• [DIRECTIVE]: Look for "dataset" in the listing below. Gather each line that contains it.
[BEGIN RAW DATA]
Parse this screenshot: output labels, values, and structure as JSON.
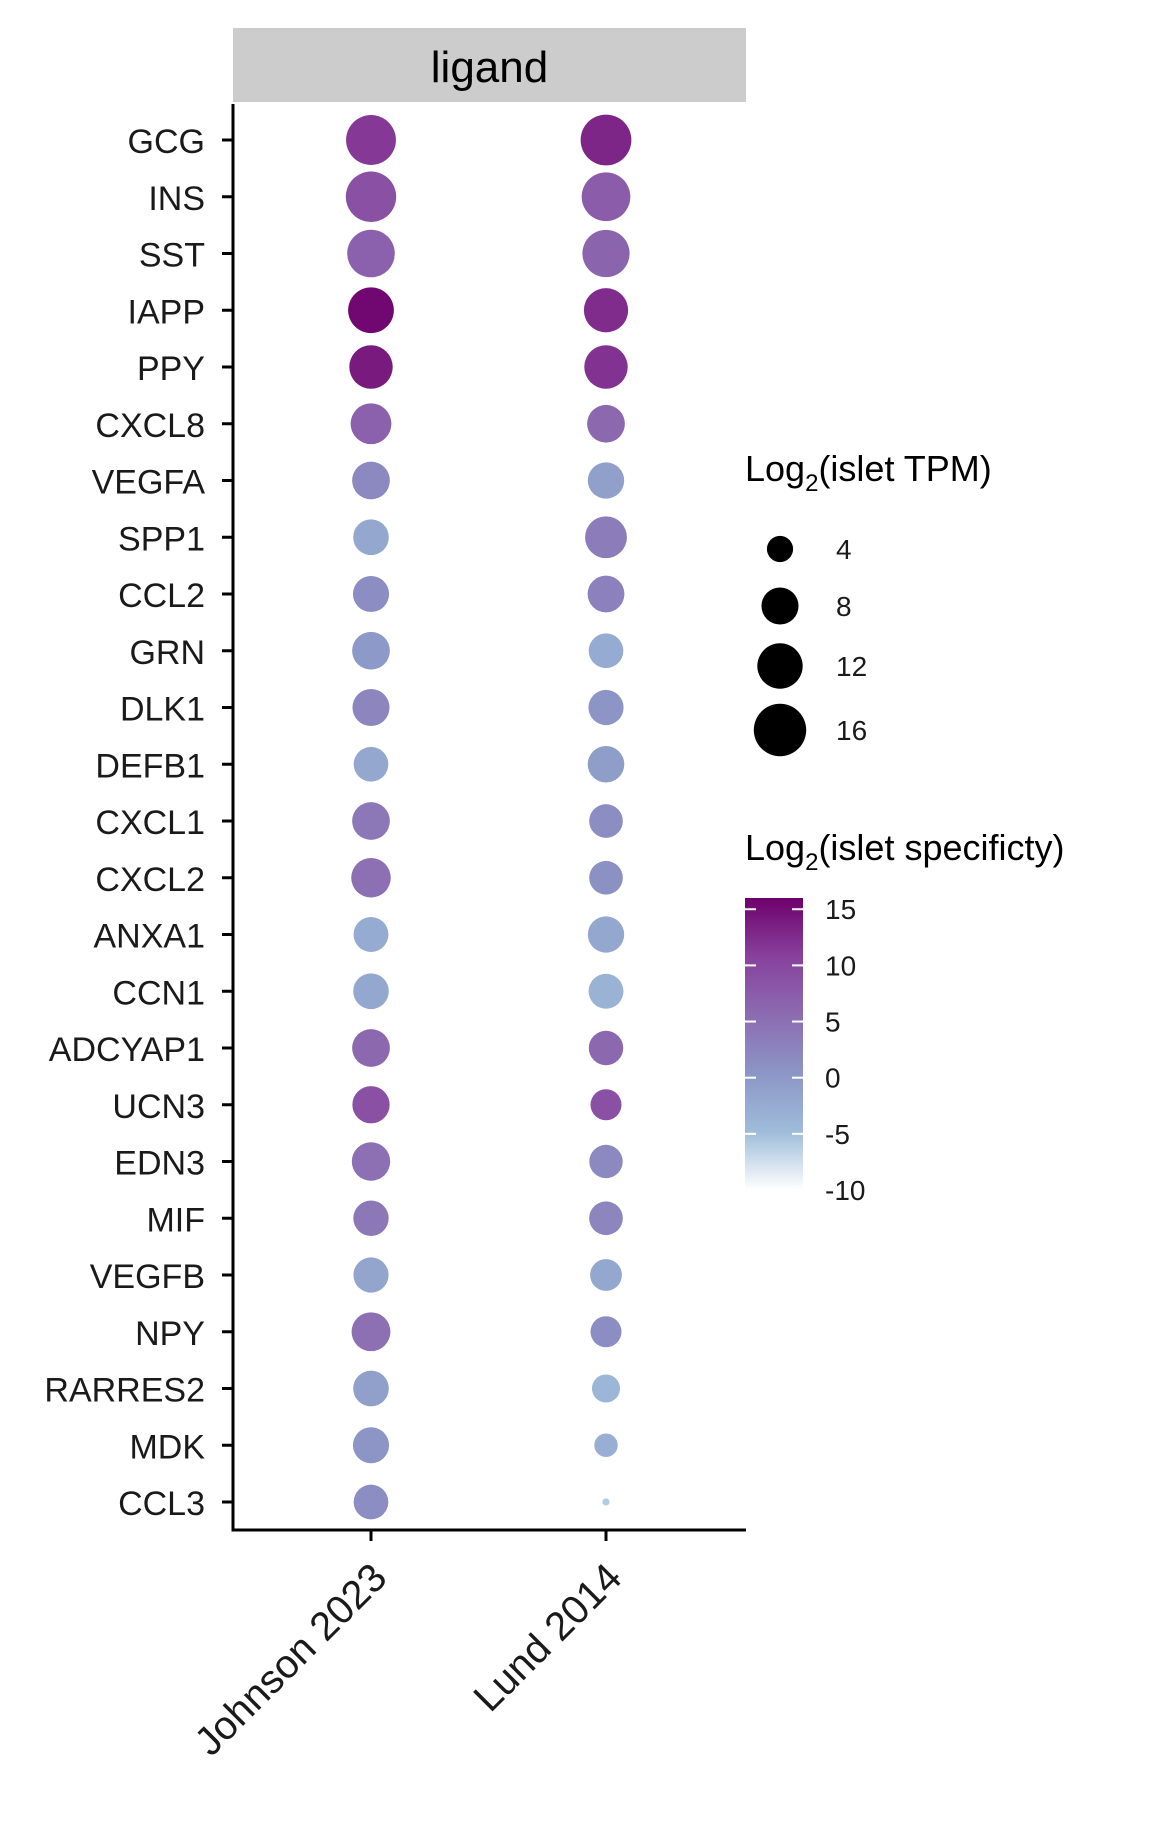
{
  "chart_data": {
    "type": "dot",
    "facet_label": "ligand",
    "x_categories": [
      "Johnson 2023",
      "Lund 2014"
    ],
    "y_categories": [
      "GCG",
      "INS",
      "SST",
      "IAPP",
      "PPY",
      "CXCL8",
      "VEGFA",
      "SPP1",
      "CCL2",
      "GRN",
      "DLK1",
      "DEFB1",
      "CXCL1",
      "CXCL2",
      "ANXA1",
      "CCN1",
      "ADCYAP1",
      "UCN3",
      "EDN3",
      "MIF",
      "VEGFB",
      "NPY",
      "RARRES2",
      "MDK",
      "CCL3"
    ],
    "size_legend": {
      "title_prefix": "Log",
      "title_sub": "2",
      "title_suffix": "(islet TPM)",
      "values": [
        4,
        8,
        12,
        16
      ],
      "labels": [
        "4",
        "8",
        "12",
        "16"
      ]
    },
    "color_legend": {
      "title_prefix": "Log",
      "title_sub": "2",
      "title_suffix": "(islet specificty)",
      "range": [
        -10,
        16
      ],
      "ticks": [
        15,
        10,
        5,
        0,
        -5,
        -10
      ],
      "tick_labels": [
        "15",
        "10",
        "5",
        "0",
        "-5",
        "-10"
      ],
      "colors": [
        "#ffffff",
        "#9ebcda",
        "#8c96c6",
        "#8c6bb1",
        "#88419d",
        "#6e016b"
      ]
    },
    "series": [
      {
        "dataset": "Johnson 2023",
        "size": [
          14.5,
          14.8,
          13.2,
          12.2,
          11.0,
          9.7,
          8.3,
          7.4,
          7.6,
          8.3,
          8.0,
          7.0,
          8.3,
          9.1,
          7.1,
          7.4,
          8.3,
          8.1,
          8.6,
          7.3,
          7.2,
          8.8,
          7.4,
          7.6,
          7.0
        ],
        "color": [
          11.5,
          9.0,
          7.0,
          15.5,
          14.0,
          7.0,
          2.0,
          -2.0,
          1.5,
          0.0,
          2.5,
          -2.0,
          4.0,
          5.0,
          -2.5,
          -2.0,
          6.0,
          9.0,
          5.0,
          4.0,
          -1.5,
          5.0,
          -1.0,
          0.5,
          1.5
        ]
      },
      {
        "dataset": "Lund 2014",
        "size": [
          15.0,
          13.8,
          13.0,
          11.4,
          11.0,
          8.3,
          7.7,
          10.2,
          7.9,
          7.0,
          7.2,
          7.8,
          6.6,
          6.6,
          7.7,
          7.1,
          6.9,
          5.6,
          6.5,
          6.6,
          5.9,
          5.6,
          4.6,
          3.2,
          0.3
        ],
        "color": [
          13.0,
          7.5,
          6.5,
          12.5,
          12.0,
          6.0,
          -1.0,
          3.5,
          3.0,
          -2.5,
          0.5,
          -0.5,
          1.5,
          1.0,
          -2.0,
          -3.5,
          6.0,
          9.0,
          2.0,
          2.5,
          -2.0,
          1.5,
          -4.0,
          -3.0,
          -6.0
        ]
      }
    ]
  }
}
[END RAW DATA]
[BEGIN RAW DATA]
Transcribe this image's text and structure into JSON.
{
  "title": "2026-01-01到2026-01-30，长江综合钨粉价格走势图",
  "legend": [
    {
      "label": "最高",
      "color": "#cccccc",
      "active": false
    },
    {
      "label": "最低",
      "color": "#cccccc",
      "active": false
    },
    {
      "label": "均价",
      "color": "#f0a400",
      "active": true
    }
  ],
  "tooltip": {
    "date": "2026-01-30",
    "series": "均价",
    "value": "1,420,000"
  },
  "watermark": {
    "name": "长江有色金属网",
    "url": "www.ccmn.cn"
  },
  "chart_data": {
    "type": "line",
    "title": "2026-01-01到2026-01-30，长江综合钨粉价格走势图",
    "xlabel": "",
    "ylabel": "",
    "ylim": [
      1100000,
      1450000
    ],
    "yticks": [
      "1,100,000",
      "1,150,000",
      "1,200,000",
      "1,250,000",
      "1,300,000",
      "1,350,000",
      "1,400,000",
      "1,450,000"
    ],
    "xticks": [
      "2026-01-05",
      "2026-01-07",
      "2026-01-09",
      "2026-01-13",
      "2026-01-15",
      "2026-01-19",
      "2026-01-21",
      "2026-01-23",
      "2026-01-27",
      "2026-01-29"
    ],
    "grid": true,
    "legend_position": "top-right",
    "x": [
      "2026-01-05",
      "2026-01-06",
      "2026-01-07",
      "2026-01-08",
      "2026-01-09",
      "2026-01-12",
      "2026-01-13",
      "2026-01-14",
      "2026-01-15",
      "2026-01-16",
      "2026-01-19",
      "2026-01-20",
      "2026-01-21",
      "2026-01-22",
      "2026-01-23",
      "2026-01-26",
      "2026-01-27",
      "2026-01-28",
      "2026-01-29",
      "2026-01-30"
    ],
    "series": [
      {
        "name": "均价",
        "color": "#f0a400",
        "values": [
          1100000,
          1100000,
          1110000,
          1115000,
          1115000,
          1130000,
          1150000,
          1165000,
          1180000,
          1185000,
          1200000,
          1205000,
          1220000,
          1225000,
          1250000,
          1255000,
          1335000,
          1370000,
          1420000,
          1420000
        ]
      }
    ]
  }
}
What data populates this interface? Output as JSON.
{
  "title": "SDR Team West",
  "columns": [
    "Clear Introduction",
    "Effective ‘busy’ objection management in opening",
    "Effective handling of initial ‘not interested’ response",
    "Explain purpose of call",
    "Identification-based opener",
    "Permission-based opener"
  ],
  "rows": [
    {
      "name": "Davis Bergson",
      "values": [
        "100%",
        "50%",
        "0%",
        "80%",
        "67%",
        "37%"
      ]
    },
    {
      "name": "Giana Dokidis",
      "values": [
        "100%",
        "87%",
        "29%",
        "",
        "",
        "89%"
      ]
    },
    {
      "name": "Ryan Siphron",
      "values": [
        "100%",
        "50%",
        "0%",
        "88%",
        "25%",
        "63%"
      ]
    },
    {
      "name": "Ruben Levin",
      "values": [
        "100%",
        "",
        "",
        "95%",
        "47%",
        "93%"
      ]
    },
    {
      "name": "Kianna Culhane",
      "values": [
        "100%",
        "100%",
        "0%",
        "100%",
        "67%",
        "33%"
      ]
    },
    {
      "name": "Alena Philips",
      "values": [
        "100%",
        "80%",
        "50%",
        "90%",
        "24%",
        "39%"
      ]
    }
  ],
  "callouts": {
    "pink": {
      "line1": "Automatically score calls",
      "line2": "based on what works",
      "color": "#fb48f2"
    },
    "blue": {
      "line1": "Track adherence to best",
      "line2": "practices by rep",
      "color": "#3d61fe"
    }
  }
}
[END RAW DATA]
• [TASK RESPONSE]:
        "dataset": "Johnson 2023",
        "dataset": "Lund 2014",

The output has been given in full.